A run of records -
*-*-*
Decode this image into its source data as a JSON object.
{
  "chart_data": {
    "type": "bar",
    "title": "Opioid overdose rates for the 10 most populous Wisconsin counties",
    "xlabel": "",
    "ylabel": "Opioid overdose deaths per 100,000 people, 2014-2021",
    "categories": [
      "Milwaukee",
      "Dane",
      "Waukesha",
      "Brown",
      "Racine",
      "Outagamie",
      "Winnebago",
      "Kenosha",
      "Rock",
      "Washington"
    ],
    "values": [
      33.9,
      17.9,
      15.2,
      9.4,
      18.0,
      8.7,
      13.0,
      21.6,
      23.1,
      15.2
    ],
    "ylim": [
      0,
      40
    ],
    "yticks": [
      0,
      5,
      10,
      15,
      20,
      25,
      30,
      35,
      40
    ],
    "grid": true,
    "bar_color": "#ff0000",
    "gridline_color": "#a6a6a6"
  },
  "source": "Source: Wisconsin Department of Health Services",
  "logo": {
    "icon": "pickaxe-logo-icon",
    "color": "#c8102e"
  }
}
*-*-*
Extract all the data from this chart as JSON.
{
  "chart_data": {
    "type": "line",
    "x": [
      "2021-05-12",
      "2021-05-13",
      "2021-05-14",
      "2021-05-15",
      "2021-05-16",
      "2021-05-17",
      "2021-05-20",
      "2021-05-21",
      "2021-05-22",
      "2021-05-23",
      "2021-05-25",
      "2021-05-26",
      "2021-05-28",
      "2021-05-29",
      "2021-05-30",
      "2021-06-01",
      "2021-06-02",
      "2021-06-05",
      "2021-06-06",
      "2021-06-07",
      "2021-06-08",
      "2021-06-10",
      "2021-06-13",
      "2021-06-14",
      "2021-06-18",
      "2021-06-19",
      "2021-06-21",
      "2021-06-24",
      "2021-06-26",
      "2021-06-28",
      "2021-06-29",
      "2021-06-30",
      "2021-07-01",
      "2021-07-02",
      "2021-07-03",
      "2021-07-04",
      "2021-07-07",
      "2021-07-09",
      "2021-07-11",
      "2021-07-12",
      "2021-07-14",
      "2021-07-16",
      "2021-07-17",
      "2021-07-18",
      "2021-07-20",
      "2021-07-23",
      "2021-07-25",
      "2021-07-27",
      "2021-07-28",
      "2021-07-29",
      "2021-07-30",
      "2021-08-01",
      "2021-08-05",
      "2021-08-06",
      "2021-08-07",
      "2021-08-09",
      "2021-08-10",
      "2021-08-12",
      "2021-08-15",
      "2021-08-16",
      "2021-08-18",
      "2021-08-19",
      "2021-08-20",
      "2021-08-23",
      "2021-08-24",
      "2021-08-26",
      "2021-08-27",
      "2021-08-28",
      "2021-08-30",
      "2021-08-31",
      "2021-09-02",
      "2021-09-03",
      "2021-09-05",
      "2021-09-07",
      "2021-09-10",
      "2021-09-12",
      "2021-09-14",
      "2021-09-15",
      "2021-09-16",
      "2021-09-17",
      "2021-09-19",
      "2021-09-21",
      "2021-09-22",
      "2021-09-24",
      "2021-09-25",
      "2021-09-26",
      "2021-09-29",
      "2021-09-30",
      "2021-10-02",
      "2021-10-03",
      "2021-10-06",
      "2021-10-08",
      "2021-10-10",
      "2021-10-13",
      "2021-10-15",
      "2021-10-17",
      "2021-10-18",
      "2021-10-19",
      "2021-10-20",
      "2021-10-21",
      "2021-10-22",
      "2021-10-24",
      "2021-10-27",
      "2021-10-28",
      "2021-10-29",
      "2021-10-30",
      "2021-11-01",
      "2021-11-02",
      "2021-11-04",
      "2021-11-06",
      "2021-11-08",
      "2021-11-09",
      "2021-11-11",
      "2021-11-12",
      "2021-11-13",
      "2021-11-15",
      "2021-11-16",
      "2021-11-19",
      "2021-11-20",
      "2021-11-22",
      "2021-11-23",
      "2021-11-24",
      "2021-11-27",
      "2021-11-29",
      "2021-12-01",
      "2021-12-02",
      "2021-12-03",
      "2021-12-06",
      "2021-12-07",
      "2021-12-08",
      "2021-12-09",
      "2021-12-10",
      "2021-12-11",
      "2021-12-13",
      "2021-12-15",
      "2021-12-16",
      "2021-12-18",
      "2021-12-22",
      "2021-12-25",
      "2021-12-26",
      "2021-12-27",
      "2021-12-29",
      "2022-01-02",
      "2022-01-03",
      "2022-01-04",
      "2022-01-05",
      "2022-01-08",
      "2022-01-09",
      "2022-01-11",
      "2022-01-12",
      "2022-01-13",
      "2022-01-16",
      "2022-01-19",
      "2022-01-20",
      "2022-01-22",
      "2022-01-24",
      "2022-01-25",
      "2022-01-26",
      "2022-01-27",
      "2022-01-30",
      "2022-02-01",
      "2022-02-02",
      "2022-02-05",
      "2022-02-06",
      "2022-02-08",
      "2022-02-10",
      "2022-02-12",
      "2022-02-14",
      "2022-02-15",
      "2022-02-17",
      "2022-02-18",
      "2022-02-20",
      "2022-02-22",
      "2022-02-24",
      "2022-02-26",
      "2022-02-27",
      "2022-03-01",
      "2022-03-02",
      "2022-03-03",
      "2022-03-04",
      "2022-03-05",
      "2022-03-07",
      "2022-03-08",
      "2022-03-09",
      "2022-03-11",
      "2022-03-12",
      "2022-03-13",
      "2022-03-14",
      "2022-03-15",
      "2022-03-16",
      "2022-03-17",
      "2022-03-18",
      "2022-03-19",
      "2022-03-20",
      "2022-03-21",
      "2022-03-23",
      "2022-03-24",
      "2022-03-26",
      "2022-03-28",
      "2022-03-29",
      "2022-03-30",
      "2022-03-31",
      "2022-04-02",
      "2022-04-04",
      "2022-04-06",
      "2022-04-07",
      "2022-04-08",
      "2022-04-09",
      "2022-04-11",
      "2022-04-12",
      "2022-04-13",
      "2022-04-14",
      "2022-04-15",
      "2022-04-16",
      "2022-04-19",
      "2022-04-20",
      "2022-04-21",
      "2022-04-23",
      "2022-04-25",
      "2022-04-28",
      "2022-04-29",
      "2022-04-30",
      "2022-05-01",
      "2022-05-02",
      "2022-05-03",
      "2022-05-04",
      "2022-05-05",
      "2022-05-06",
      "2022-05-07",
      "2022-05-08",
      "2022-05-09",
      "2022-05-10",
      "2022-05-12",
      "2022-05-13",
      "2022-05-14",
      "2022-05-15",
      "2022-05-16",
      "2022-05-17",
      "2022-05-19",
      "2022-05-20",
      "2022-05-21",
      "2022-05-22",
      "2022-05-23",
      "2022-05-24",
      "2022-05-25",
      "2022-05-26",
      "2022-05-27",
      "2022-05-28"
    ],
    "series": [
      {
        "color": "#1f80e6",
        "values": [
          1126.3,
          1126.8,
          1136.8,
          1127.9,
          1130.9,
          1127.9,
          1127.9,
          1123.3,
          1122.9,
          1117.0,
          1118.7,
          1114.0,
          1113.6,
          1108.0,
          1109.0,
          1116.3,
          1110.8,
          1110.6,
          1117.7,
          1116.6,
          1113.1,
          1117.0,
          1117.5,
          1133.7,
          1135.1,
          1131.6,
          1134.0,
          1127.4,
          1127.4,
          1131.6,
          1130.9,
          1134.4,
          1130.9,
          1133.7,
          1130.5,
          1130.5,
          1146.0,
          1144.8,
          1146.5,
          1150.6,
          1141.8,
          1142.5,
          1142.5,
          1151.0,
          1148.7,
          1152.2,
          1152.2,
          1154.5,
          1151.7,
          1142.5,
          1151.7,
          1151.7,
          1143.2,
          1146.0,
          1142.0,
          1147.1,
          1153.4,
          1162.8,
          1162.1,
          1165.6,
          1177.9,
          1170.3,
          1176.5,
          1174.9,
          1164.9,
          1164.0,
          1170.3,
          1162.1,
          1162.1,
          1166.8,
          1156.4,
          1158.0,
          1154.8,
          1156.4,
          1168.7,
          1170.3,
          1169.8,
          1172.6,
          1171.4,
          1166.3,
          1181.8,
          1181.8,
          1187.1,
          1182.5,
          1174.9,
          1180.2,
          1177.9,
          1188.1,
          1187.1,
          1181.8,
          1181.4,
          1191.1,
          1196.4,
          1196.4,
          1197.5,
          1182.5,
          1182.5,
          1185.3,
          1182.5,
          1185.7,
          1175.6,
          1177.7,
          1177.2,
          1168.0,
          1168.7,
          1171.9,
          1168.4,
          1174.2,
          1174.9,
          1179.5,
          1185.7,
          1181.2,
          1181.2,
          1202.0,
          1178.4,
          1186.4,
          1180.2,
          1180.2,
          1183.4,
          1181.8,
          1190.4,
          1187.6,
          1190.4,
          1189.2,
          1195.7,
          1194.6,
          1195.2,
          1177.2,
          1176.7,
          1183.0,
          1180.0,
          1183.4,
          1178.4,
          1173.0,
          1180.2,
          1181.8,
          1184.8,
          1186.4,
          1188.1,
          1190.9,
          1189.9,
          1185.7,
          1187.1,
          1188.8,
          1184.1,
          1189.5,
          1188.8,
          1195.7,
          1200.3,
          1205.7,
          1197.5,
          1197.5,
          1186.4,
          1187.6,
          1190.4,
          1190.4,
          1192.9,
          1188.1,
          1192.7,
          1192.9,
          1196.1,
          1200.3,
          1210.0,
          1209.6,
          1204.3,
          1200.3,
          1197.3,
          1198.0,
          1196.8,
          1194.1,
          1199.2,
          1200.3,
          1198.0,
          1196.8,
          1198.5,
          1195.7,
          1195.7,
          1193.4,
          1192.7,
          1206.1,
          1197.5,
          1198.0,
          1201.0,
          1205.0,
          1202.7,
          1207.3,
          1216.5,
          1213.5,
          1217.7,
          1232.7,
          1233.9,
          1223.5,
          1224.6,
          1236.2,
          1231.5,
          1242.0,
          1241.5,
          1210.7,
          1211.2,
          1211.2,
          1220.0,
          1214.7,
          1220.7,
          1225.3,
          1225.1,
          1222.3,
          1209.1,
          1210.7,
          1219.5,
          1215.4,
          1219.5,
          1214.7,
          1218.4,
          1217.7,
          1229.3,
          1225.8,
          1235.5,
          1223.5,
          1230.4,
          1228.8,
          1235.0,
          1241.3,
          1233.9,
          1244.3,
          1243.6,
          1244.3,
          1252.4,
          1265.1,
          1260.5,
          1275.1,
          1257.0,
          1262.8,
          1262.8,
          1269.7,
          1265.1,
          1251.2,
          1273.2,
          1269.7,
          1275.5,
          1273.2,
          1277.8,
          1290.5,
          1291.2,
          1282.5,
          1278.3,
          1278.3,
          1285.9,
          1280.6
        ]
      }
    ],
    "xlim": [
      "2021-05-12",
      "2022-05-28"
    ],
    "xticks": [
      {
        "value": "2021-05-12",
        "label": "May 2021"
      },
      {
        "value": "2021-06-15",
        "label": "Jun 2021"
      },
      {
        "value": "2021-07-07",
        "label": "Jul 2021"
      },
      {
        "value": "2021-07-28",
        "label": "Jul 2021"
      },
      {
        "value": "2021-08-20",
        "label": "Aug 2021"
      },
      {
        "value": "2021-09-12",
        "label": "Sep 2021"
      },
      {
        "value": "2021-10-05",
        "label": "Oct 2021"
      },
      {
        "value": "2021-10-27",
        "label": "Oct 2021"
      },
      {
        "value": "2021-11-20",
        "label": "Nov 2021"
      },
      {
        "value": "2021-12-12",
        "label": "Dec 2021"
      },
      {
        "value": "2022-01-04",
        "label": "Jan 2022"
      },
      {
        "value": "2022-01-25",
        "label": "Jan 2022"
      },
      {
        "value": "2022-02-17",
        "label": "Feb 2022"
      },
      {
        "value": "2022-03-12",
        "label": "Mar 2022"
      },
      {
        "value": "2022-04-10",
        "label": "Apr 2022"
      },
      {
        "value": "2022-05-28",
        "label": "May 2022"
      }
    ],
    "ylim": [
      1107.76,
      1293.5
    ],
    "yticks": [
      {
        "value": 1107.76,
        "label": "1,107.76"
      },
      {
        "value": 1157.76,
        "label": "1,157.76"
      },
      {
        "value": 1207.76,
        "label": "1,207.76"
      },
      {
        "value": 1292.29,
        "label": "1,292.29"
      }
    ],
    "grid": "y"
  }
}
*-*-*
Go through the records and gather the lines that hold "source".

RESULT OF THE EXERCISE -
Decode this image into its source data as a JSON object.
  "source": "Source: Wisconsin Department of Health Services",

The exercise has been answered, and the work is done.